→ Figure dataset records

********

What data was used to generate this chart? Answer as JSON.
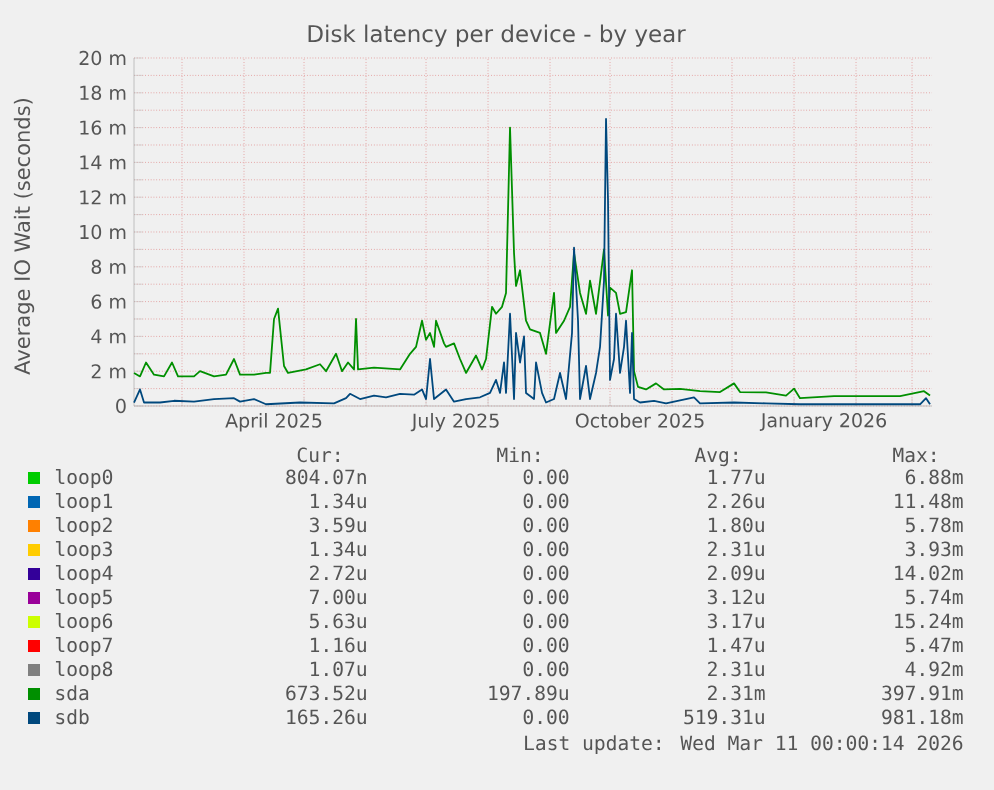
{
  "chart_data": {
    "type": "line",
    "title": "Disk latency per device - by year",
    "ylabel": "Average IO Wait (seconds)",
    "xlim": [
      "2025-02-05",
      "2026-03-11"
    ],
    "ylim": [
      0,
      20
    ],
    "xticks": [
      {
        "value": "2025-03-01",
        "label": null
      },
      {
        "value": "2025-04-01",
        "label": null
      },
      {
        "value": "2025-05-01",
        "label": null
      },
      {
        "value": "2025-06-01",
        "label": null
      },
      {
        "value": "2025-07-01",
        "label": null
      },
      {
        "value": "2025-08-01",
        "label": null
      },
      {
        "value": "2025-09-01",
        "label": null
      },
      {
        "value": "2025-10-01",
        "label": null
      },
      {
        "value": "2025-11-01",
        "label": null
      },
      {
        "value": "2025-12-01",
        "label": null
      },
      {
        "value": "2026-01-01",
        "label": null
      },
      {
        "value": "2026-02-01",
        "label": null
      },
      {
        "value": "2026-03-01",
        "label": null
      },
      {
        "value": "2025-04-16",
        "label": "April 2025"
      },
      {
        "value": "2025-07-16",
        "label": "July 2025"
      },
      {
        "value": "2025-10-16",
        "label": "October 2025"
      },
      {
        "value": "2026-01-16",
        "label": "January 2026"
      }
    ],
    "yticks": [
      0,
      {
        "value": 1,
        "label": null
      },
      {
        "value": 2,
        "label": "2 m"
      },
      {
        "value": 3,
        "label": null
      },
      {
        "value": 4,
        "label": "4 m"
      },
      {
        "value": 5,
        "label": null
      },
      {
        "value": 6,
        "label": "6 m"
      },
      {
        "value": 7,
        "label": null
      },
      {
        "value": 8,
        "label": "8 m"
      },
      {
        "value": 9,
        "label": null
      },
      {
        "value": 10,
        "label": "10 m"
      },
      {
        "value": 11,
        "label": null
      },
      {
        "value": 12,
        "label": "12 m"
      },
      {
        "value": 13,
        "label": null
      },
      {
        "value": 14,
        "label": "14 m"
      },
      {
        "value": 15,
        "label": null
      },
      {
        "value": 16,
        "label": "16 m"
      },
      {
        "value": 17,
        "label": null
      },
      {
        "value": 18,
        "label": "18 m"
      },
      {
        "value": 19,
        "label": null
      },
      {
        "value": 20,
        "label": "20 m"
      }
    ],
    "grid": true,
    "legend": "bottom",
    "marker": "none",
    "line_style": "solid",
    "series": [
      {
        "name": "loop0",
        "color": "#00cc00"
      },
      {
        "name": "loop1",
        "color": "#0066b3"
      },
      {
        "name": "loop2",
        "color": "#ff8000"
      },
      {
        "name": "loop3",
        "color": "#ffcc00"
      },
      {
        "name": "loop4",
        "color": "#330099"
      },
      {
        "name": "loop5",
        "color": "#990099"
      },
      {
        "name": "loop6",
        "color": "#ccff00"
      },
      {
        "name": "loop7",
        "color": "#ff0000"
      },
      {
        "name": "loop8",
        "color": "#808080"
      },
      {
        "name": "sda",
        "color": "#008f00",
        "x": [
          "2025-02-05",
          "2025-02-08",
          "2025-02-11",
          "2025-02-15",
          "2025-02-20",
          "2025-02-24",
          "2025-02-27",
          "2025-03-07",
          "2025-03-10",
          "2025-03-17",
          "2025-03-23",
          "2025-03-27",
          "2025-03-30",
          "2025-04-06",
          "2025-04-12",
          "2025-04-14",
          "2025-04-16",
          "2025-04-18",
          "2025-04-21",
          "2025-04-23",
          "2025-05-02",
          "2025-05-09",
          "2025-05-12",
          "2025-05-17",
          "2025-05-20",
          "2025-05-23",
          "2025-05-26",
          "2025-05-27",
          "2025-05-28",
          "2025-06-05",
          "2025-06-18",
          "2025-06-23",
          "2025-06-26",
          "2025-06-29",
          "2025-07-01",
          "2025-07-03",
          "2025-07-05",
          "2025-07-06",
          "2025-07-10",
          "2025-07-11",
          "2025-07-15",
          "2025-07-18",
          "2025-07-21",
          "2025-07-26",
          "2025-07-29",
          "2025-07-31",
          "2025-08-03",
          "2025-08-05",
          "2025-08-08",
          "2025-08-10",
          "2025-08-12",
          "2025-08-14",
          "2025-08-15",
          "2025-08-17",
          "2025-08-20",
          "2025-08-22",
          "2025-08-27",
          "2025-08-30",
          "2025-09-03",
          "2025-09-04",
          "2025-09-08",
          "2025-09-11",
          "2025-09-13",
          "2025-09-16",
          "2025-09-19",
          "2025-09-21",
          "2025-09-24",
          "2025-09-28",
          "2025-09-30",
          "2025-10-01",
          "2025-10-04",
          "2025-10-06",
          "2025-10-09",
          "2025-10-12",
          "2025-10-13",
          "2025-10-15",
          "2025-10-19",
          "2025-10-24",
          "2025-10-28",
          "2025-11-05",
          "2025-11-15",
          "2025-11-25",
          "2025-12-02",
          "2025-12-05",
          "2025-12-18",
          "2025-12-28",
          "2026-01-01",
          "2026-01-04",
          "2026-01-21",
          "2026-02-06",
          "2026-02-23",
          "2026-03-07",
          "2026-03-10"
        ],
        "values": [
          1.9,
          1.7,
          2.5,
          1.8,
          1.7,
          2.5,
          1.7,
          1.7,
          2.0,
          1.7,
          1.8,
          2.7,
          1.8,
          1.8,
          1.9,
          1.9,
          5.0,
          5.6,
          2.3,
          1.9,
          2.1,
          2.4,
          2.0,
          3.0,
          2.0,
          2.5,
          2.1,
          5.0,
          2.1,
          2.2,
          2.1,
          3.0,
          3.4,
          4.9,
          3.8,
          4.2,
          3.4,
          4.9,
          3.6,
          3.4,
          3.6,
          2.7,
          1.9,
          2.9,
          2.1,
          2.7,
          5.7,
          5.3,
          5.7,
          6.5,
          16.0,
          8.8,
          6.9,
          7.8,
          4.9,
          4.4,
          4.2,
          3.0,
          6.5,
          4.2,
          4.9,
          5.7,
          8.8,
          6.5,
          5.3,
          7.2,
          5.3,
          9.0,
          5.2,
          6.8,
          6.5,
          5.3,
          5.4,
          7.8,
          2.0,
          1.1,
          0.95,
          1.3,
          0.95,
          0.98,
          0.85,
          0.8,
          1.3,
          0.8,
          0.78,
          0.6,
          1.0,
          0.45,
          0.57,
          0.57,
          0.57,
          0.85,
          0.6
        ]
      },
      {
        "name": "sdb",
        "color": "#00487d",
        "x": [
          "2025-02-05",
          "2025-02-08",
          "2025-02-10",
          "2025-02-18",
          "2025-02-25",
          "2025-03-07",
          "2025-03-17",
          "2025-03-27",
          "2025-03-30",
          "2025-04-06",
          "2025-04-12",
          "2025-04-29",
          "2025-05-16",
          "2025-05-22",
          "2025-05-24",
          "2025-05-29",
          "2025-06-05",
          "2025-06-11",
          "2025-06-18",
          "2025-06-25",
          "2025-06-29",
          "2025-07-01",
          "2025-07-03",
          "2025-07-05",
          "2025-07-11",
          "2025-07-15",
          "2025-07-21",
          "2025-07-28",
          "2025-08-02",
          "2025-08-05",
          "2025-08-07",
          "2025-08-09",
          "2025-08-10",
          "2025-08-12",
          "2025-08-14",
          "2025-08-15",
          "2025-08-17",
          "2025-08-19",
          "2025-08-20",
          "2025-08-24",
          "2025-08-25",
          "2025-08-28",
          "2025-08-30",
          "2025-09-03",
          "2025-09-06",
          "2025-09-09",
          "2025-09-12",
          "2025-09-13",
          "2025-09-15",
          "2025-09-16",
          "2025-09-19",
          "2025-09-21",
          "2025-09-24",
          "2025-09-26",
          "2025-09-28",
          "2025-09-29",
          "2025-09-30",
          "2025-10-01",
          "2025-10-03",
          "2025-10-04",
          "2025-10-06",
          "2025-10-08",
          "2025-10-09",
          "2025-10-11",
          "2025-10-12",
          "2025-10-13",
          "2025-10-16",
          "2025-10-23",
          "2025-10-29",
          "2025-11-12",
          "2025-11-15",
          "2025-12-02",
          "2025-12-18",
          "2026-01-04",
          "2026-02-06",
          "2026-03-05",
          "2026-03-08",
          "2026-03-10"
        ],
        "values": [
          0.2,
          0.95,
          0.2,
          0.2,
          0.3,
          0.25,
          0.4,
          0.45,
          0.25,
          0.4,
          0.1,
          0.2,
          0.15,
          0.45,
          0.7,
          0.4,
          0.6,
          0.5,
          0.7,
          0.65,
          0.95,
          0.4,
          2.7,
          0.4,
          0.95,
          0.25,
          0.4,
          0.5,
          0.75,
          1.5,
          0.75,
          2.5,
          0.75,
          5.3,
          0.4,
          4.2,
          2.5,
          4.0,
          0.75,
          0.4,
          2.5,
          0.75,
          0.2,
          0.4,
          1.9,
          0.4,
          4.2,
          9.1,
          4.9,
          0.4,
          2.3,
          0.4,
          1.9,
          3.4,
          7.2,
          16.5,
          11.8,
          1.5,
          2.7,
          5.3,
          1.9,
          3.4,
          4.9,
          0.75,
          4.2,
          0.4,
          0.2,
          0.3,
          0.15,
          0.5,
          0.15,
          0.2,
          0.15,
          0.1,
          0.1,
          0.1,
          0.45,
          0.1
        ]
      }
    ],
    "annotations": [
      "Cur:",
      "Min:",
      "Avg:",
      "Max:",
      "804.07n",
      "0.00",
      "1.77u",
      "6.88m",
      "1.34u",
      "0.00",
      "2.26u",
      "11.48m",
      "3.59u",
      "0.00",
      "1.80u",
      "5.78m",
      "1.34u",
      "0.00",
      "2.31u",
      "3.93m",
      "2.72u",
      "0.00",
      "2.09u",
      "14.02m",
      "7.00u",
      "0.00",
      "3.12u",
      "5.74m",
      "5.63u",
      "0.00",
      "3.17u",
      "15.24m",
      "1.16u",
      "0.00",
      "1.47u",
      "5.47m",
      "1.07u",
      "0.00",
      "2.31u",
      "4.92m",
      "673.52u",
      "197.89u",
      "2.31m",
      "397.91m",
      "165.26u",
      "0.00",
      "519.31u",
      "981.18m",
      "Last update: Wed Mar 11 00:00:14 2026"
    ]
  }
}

********

Using the listing above, gather each line that holds the string "name" and copy it.

        "name": "loop0",
        "name": "loop1",
        "name": "loop2",
        "name": "loop3",
        "name": "loop4",
        "name": "loop5",
        "name": "loop6",
        "name": "loop7",
        "name": "loop8",
        "name": "sda",
        "name": "sdb",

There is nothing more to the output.